(Task objective): What follows is a set of records, each of which is to be written out exactly.

-- start of Given data --

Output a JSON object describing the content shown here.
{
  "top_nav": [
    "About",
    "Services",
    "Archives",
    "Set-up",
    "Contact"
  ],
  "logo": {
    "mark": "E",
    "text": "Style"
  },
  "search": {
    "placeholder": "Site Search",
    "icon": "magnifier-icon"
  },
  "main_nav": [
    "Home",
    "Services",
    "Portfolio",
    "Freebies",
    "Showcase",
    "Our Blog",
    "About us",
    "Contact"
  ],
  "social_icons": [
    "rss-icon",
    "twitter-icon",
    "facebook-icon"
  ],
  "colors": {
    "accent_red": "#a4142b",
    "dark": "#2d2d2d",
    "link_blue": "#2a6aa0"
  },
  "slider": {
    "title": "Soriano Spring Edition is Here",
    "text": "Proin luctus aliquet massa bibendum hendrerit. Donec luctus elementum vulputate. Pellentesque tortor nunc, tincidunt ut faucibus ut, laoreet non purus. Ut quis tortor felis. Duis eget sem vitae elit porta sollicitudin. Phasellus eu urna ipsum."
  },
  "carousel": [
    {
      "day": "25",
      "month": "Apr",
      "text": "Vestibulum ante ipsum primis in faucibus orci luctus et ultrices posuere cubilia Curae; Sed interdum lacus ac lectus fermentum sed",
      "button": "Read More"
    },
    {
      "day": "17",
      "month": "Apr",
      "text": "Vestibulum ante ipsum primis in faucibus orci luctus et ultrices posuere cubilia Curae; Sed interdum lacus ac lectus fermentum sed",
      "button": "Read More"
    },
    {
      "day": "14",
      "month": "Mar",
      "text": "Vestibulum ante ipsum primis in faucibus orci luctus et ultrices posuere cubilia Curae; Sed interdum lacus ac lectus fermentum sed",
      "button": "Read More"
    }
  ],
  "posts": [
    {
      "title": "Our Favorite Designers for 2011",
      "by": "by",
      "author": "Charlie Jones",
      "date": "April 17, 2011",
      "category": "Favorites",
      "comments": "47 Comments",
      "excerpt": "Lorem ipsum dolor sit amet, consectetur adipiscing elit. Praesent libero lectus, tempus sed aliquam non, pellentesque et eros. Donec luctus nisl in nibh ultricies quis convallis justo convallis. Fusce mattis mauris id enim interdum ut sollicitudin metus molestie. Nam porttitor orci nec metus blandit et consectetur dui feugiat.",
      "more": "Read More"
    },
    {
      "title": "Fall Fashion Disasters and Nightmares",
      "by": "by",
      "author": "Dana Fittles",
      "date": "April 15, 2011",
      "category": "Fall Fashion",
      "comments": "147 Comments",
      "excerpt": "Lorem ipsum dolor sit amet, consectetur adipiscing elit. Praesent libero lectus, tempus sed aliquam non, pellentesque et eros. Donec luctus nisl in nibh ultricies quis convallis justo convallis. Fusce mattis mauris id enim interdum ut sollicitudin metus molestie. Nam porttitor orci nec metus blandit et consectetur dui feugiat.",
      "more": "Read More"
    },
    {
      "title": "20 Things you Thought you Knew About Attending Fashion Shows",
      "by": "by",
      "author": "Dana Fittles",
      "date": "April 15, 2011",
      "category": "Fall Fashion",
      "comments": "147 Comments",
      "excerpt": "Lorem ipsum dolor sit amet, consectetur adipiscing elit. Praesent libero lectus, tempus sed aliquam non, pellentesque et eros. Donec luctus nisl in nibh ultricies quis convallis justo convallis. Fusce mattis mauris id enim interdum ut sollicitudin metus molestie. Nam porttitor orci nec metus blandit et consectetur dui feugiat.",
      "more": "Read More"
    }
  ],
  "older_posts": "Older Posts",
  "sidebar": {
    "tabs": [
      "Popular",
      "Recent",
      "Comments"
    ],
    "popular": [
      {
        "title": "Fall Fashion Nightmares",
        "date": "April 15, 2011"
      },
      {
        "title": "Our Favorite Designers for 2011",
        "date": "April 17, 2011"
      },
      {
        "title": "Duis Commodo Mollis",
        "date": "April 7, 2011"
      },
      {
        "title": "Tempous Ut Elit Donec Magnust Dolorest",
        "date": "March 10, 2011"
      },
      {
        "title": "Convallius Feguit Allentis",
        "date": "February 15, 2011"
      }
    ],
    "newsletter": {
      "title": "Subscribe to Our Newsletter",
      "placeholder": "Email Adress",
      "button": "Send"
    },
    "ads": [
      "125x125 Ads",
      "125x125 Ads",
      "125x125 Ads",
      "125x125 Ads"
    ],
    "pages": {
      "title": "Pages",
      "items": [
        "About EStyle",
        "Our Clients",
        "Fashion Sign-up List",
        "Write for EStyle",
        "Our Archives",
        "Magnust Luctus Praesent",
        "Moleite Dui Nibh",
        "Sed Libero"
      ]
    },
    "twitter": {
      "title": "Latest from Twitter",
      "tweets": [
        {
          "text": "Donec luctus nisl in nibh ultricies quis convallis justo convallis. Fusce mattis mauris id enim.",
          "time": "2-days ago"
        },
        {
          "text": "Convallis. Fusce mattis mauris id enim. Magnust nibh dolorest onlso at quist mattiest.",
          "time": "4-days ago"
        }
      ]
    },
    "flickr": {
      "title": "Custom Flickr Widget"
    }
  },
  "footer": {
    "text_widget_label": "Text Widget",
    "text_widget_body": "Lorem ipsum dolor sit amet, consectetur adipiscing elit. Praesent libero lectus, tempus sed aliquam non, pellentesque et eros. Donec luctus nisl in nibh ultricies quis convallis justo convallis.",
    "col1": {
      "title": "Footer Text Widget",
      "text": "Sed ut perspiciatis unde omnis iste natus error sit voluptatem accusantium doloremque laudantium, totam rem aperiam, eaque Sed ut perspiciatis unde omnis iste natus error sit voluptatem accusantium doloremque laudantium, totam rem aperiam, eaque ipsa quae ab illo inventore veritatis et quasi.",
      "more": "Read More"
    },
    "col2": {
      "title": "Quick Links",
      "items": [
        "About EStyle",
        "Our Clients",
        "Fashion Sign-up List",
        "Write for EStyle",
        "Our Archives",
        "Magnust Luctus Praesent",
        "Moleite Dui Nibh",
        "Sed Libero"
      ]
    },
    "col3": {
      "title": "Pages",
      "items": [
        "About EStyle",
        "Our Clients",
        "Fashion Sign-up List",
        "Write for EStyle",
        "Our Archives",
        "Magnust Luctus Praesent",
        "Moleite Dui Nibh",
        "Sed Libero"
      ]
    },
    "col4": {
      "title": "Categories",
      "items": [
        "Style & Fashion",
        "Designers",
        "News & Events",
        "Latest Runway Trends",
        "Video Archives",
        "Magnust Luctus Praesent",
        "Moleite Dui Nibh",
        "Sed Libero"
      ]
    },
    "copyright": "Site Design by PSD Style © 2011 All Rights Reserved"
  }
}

-- end of Given data --

(Task answer):
Output a JSON object describing the content shown here.
{
  "top_nav": [
    "About",
    "Services",
    "Archives",
    "Set-up",
    "Contact"
  ],
  "logo": {
    "mark": "E",
    "text": "Style"
  },
  "search": {
    "placeholder": "Site Search",
    "icon": "magnifier-icon"
  },
  "main_nav": [
    "Home",
    "Services",
    "Portfolio",
    "Freebies",
    "Showcase",
    "Our Blog",
    "About us",
    "Contact"
  ],
  "social_icons": [
    "rss-icon",
    "twitter-icon",
    "facebook-icon"
  ],
  "colors": {
    "accent_red": "#a4142b",
    "dark": "#2d2d2d",
    "link_blue": "#2a6aa0"
  },
  "slider": {
    "title": "Soriano Spring Edition is Here",
    "text": "Proin luctus aliquet massa bibendum hendrerit. Donec luctus elementum vulputate. Pellentesque tortor nunc, tincidunt ut faucibus ut, laoreet non purus. Ut quis tortor felis. Duis eget sem vitae elit porta sollicitudin. Phasellus eu urna ipsum."
  },
  "carousel": [
    {
      "day": "25",
      "month": "Apr",
      "text": "Vestibulum ante ipsum primis in faucibus orci luctus et ultrices posuere cubilia Curae; Sed interdum lacus ac lectus fermentum sed",
      "button": "Read More"
    },
    {
      "day": "17",
      "month": "Apr",
      "text": "Vestibulum ante ipsum primis in faucibus orci luctus et ultrices posuere cubilia Curae; Sed interdum lacus ac lectus fermentum sed",
      "button": "Read More"
    },
    {
      "day": "14",
      "month": "Mar",
      "text": "Vestibulum ante ipsum primis in faucibus orci luctus et ultrices posuere cubilia Curae; Sed interdum lacus ac lectus fermentum sed",
      "button": "Read More"
    }
  ],
  "posts": [
    {
      "title": "Our Favorite Designers for 2011",
      "by": "by",
      "author": "Charlie Jones",
      "date": "April 17, 2011",
      "category": "Favorites",
      "comments": "47 Comments",
      "excerpt": "Lorem ipsum dolor sit amet, consectetur adipiscing elit. Praesent libero lectus, tempus sed aliquam non, pellentesque et eros. Donec luctus nisl in nibh ultricies quis convallis justo convallis. Fusce mattis mauris id enim interdum ut sollicitudin metus molestie. Nam porttitor orci nec metus blandit et consectetur dui feugiat.",
      "more": "Read More"
    },
    {
      "title": "Fall Fashion Disasters and Nightmares",
      "by": "by",
      "author": "Dana Fittles",
      "date": "April 15, 2011",
      "category": "Fall Fashion",
      "comments": "147 Comments",
      "excerpt": "Lorem ipsum dolor sit amet, consectetur adipiscing elit. Praesent libero lectus, tempus sed aliquam non, pellentesque et eros. Donec luctus nisl in nibh ultricies quis convallis justo convallis. Fusce mattis mauris id enim interdum ut sollicitudin metus molestie. Nam porttitor orci nec metus blandit et consectetur dui feugiat.",
      "more": "Read More"
    },
    {
      "title": "20 Things you Thought you Knew About Attending Fashion Shows",
      "by": "by",
      "author": "Dana Fittles",
      "date": "April 15, 2011",
      "category": "Fall Fashion",
      "comments": "147 Comments",
      "excerpt": "Lorem ipsum dolor sit amet, consectetur adipiscing elit. Praesent libero lectus, tempus sed aliquam non, pellentesque et eros. Donec luctus nisl in nibh ultricies quis convallis justo convallis. Fusce mattis mauris id enim interdum ut sollicitudin metus molestie. Nam porttitor orci nec metus blandit et consectetur dui feugiat.",
      "more": "Read More"
    }
  ],
  "older_posts": "Older Posts",
  "sidebar": {
    "tabs": [
      "Popular",
      "Recent",
      "Comments"
    ],
    "popular": [
      {
        "title": "Fall Fashion Nightmares",
        "date": "April 15, 2011"
      },
      {
        "title": "Our Favorite Designers for 2011",
        "date": "April 17, 2011"
      },
      {
        "title": "Duis Commodo Mollis",
        "date": "April 7, 2011"
      },
      {
        "title": "Tempous Ut Elit Donec Magnust Dolorest",
        "date": "March 10, 2011"
      },
      {
        "title": "Convallius Feguit Allentis",
        "date": "February 15, 2011"
      }
    ],
    "newsletter": {
      "title": "Subscribe to Our Newsletter",
      "placeholder": "Email Adress",
      "button": "Send"
    },
    "ads": [
      "125x125 Ads",
      "125x125 Ads",
      "125x125 Ads",
      "125x125 Ads"
    ],
    "pages": {
      "title": "Pages",
      "items": [
        "About EStyle",
        "Our Clients",
        "Fashion Sign-up List",
        "Write for EStyle",
        "Our Archives",
        "Magnust Luctus Praesent",
        "Moleite Dui Nibh",
        "Sed Libero"
      ]
    },
    "twitter": {
      "title": "Latest from Twitter",
      "tweets": [
        {
          "text": "Donec luctus nisl in nibh ultricies quis convallis justo convallis. Fusce mattis mauris id enim.",
          "time": "2-days ago"
        },
        {
          "text": "Convallis. Fusce mattis mauris id enim. Magnust nibh dolorest onlso at quist mattiest.",
          "time": "4-days ago"
        }
      ]
    },
    "flickr": {
      "title": "Custom Flickr Widget"
    }
  },
  "footer": {
    "text_widget_label": "Text Widget",
    "text_widget_body": "Lorem ipsum dolor sit amet, consectetur adipiscing elit. Praesent libero lectus, tempus sed aliquam non, pellentesque et eros. Donec luctus nisl in nibh ultricies quis convallis justo convallis.",
    "col1": {
      "title": "Footer Text Widget",
      "text": "Sed ut perspiciatis unde omnis iste natus error sit voluptatem accusantium doloremque laudantium, totam rem aperiam, eaque Sed ut perspiciatis unde omnis iste natus error sit voluptatem accusantium doloremque laudantium, totam rem aperiam, eaque ipsa quae ab illo inventore veritatis et quasi.",
      "more": "Read More"
    },
    "col2": {
      "title": "Quick Links",
      "items": [
        "About EStyle",
        "Our Clients",
        "Fashion Sign-up List",
        "Write for EStyle",
        "Our Archives",
        "Magnust Luctus Praesent",
        "Moleite Dui Nibh",
        "Sed Libero"
      ]
    },
    "col3": {
      "title": "Pages",
      "items": [
        "About EStyle",
        "Our Clients",
        "Fashion Sign-up List",
        "Write for EStyle",
        "Our Archives",
        "Magnust Luctus Praesent",
        "Moleite Dui Nibh",
        "Sed Libero"
      ]
    },
    "col4": {
      "title": "Categories",
      "items": [
        "Style & Fashion",
        "Designers",
        "News & Events",
        "Latest Runway Trends",
        "Video Archives",
        "Magnust Luctus Praesent",
        "Moleite Dui Nibh",
        "Sed Libero"
      ]
    },
    "copyright": "Site Design by PSD Style © 2011 All Rights Reserved"
  }
}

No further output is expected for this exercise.